WHAT IS NEEDED: Search the data for the word "Oocytes". Reproduce every line where it is found.

---------- PROVIDED INFORMATION

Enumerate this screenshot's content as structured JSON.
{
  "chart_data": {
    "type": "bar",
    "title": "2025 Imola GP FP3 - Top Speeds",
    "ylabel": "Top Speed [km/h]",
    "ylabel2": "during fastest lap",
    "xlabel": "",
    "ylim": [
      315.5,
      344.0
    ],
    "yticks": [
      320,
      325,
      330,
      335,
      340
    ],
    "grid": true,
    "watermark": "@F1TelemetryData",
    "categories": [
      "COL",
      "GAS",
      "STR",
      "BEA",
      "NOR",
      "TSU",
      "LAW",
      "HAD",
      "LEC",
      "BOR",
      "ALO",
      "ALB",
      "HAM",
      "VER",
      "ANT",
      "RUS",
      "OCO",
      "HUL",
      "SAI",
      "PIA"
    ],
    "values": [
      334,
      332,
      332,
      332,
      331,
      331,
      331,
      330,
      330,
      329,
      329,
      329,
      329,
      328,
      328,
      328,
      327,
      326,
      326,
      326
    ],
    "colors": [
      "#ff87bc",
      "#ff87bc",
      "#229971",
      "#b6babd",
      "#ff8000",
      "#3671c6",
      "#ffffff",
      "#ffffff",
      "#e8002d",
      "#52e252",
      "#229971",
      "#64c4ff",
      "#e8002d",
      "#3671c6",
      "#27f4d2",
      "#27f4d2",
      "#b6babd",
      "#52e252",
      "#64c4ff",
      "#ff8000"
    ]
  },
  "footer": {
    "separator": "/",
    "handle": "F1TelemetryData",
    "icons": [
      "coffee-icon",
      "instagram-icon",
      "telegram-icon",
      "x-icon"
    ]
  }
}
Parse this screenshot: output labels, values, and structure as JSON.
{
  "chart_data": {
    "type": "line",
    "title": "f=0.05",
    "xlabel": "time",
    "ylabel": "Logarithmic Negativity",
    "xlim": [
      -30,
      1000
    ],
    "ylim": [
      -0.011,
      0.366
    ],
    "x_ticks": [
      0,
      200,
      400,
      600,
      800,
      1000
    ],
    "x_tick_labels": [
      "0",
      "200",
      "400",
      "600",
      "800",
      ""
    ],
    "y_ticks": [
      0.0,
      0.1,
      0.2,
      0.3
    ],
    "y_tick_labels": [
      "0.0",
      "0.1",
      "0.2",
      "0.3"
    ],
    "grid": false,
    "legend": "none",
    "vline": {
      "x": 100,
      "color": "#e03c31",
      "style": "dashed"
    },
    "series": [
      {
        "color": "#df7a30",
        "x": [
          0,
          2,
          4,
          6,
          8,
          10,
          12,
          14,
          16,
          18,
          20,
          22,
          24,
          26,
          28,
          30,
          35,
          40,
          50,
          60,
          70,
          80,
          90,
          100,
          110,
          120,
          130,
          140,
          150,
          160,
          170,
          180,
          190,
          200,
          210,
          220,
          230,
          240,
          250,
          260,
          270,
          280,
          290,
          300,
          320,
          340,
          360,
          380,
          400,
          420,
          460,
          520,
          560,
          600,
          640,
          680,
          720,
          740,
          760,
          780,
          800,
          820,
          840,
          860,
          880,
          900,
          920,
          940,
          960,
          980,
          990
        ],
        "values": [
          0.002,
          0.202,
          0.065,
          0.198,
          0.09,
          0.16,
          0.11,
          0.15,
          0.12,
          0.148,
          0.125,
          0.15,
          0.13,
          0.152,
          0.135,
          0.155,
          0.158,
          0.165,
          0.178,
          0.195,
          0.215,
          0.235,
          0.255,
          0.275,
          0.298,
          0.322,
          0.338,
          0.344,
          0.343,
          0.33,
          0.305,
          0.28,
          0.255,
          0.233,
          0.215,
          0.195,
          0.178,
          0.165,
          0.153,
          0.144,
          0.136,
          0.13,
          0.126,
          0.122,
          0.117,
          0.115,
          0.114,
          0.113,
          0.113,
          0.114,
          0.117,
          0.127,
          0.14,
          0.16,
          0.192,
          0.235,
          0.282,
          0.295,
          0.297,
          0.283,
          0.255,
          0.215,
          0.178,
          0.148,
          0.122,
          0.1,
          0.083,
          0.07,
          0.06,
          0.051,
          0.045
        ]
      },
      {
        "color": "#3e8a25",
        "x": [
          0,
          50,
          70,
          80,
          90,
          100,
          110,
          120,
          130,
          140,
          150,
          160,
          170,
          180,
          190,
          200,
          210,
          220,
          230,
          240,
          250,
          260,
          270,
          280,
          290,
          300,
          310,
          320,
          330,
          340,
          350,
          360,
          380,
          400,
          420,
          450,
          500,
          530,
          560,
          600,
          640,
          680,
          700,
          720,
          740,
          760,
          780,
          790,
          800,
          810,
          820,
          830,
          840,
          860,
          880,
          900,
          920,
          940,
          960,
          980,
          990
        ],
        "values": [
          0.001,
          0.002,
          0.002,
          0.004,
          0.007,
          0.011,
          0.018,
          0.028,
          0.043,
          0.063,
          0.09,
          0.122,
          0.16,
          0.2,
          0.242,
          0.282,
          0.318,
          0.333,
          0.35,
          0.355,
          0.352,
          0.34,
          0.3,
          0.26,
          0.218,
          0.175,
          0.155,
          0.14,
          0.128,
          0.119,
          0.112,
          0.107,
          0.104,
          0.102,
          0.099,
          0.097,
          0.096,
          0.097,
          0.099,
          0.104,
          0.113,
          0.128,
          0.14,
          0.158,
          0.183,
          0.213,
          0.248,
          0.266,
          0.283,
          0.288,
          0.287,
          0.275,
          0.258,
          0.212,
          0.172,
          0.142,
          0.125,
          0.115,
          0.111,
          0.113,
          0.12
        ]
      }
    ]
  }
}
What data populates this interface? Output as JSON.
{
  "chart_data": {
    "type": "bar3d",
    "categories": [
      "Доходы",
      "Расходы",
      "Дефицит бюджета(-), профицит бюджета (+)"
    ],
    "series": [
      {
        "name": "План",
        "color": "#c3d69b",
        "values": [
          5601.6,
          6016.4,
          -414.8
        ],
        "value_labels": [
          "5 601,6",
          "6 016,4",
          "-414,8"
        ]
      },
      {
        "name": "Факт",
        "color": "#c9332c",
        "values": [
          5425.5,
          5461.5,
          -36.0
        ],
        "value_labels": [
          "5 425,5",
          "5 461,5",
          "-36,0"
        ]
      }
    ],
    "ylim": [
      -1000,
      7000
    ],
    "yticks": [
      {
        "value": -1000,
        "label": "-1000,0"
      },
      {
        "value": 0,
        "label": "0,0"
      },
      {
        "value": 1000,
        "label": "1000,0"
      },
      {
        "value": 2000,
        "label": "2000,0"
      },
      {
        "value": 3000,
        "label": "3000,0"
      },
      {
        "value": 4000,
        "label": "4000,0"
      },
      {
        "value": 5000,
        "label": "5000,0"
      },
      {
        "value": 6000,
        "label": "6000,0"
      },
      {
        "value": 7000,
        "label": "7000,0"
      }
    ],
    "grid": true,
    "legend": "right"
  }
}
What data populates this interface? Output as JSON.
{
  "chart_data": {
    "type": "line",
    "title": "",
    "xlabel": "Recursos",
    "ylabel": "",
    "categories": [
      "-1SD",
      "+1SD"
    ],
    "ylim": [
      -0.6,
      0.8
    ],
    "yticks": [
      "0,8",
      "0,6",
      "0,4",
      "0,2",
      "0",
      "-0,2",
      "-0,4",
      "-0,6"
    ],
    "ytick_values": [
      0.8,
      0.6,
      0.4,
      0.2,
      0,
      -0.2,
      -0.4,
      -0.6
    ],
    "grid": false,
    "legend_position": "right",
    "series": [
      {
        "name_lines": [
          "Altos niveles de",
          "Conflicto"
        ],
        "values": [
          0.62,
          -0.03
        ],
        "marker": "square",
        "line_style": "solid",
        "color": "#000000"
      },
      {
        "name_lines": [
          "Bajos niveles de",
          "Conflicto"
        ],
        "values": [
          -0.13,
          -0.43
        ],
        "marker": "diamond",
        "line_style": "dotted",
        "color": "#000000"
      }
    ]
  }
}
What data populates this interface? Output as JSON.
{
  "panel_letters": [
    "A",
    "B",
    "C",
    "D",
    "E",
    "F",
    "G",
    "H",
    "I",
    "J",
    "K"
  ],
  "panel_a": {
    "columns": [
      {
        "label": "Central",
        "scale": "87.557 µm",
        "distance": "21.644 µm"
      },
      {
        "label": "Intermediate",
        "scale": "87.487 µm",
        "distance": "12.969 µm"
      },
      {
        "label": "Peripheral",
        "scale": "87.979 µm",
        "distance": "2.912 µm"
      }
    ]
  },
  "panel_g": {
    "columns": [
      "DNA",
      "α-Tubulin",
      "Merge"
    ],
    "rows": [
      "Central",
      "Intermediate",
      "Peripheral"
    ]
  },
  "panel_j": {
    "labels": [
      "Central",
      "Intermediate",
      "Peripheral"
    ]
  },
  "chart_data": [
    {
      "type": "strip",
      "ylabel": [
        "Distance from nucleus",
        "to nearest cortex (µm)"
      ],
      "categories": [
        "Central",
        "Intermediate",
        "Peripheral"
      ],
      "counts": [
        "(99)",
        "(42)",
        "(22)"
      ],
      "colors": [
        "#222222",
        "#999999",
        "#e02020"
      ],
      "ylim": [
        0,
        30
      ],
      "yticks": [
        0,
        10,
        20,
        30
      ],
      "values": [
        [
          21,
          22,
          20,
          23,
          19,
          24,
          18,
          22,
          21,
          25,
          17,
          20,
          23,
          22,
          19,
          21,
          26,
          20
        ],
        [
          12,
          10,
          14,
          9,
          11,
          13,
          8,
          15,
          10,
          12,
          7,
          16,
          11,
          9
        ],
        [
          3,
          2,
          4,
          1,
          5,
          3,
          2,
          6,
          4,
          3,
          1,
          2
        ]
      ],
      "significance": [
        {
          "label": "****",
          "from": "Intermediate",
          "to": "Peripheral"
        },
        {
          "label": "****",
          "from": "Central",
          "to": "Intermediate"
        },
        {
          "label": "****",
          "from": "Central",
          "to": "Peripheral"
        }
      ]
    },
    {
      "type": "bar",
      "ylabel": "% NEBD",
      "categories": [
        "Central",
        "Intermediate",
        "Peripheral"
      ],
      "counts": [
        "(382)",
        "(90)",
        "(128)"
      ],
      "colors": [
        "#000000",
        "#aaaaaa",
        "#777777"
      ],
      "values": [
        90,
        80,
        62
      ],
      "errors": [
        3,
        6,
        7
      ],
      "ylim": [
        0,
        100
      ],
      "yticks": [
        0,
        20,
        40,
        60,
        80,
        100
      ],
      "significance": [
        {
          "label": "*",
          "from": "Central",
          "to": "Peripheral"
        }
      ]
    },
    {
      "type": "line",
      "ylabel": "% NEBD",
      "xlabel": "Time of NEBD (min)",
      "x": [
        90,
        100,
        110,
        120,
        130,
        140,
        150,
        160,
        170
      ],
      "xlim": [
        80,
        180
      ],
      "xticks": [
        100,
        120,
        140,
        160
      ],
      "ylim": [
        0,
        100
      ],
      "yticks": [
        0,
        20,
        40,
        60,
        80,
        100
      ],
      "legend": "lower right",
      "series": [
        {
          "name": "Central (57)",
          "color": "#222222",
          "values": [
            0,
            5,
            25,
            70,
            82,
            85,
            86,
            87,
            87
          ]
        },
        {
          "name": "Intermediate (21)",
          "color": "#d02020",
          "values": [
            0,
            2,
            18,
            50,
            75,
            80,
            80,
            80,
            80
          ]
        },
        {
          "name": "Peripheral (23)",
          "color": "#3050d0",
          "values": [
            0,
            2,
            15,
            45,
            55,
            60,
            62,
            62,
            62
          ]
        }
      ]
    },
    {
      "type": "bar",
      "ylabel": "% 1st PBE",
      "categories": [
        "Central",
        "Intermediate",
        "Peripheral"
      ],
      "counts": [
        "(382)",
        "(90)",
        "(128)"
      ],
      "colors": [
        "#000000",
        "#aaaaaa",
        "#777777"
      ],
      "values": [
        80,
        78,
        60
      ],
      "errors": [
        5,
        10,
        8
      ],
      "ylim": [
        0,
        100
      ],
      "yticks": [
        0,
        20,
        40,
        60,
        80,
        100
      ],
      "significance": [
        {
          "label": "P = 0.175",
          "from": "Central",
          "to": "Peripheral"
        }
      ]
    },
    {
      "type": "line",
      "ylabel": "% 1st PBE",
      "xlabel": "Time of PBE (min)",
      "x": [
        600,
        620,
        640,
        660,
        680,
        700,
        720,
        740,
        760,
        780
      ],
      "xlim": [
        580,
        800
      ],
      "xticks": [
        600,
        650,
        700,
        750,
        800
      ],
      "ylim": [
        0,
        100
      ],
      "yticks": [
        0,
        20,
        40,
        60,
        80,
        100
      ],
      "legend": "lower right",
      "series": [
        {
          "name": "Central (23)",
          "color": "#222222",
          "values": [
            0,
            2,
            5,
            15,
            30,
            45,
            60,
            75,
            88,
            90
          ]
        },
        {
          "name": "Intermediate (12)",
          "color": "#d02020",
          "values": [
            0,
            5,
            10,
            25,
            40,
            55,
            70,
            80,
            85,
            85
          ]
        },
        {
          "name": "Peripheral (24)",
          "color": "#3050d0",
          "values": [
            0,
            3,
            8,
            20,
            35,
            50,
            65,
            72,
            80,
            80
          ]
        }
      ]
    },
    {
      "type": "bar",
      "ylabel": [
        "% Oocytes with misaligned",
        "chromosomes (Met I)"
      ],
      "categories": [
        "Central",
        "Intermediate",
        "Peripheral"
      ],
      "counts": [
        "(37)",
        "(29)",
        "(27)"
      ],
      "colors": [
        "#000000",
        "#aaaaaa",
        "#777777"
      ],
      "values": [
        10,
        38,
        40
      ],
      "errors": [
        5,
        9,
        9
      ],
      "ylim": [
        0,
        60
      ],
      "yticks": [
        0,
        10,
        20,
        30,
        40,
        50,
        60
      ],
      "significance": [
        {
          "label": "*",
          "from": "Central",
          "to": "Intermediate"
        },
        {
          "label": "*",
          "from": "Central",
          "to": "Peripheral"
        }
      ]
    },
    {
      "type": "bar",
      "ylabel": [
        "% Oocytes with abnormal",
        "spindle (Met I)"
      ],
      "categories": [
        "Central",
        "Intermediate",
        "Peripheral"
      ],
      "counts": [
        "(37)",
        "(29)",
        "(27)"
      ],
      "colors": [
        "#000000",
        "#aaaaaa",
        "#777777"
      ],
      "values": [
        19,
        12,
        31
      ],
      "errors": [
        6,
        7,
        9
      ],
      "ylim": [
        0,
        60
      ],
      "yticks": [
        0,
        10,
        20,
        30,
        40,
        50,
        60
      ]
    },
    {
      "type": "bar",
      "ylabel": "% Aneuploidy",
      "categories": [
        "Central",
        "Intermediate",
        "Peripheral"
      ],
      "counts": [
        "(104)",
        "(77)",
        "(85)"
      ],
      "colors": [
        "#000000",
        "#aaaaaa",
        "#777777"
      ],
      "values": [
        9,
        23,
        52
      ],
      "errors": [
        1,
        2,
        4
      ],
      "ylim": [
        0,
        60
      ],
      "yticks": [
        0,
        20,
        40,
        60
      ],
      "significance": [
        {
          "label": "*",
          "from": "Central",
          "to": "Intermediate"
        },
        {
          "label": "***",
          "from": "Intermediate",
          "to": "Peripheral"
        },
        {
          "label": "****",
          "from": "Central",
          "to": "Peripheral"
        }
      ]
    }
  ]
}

--------------------

ANSWER TO THE PROBLEM:
        "% Oocytes with misaligned",
        "% Oocytes with abnormal",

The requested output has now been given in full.